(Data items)
◇ ◇ ◇ ◇ ◇
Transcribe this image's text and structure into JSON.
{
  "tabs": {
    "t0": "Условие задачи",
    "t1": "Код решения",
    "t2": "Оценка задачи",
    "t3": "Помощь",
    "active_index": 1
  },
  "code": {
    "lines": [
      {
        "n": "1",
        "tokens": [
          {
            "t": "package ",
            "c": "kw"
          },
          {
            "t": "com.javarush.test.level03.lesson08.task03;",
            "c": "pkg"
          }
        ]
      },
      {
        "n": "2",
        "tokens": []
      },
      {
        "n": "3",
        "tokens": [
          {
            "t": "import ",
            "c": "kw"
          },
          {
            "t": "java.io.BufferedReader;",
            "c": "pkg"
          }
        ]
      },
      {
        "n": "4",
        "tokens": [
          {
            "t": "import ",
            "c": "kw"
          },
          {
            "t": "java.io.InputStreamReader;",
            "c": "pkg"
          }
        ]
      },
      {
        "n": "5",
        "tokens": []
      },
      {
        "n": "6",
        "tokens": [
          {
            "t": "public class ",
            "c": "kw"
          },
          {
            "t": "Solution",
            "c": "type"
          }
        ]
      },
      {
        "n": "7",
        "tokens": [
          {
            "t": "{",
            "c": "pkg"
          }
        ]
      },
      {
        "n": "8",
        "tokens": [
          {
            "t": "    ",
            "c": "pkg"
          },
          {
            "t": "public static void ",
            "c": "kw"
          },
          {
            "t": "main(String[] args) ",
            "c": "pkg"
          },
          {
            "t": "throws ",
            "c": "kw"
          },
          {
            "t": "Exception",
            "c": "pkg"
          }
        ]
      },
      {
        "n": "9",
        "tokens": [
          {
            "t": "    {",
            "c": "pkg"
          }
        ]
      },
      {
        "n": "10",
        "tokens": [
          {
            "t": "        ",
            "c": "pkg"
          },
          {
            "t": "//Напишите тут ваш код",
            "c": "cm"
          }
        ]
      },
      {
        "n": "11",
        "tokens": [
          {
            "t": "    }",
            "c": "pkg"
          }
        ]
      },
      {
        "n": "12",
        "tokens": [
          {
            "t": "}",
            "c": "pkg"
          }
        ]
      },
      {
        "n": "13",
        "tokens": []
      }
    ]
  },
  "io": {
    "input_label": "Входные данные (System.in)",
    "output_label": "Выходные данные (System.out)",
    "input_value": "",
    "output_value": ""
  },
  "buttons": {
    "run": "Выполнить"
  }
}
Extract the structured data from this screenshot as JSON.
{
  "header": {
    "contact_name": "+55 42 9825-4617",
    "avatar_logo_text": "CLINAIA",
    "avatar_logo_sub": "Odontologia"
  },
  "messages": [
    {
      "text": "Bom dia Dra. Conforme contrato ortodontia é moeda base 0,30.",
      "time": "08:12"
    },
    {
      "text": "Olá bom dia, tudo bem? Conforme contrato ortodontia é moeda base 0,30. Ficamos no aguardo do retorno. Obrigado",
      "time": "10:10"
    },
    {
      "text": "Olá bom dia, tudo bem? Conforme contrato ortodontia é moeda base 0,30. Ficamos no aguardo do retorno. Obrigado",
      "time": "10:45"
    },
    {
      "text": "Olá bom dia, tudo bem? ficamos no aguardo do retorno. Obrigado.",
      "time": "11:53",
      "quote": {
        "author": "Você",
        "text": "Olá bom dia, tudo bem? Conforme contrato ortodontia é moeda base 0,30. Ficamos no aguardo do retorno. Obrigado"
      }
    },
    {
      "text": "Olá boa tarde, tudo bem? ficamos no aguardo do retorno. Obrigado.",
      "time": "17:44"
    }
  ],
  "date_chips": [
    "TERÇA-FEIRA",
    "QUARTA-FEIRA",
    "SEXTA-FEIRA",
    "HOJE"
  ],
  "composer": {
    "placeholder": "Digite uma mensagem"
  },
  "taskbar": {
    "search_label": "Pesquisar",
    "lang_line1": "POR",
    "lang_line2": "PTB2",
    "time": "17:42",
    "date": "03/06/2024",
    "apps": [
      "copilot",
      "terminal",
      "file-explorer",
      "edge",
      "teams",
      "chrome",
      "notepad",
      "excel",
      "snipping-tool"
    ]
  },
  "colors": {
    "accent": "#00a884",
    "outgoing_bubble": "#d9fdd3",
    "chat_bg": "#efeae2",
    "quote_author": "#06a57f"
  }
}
◇ ◇ ◇ ◇ ◇
## PROMPT
Write out exactly the final stretch of the records: the line containing "Extract the structured" and every line after it, through the last, and nothing else.

## ANSWER TO THIS TASK
Extract the structured data from this screenshot as JSON.
{
  "header": {
    "contact_name": "+55 42 9825-4617",
    "avatar_logo_text": "CLINAIA",
    "avatar_logo_sub": "Odontologia"
  },
  "messages": [
    {
      "text": "Bom dia Dra. Conforme contrato ortodontia é moeda base 0,30.",
      "time": "08:12"
    },
    {
      "text": "Olá bom dia, tudo bem? Conforme contrato ortodontia é moeda base 0,30. Ficamos no aguardo do retorno. Obrigado",
      "time": "10:10"
    },
    {
      "text": "Olá bom dia, tudo bem? Conforme contrato ortodontia é moeda base 0,30. Ficamos no aguardo do retorno. Obrigado",
      "time": "10:45"
    },
    {
      "text": "Olá bom dia, tudo bem? ficamos no aguardo do retorno. Obrigado.",
      "time": "11:53",
      "quote": {
        "author": "Você",
        "text": "Olá bom dia, tudo bem? Conforme contrato ortodontia é moeda base 0,30. Ficamos no aguardo do retorno. Obrigado"
      }
    },
    {
      "text": "Olá boa tarde, tudo bem? ficamos no aguardo do retorno. Obrigado.",
      "time": "17:44"
    }
  ],
  "date_chips": [
    "TERÇA-FEIRA",
    "QUARTA-FEIRA",
    "SEXTA-FEIRA",
    "HOJE"
  ],
  "composer": {
    "placeholder": "Digite uma mensagem"
  },
  "taskbar": {
    "search_label": "Pesquisar",
    "lang_line1": "POR",
    "lang_line2": "PTB2",
    "time": "17:42",
    "date": "03/06/2024",
    "apps": [
      "copilot",
      "terminal",
      "file-explorer",
      "edge",
      "teams",
      "chrome",
      "notepad",
      "excel",
      "snipping-tool"
    ]
  },
  "colors": {
    "accent": "#00a884",
    "outgoing_bubble": "#d9fdd3",
    "chat_bg": "#efeae2",
    "quote_author": "#06a57f"
  }
}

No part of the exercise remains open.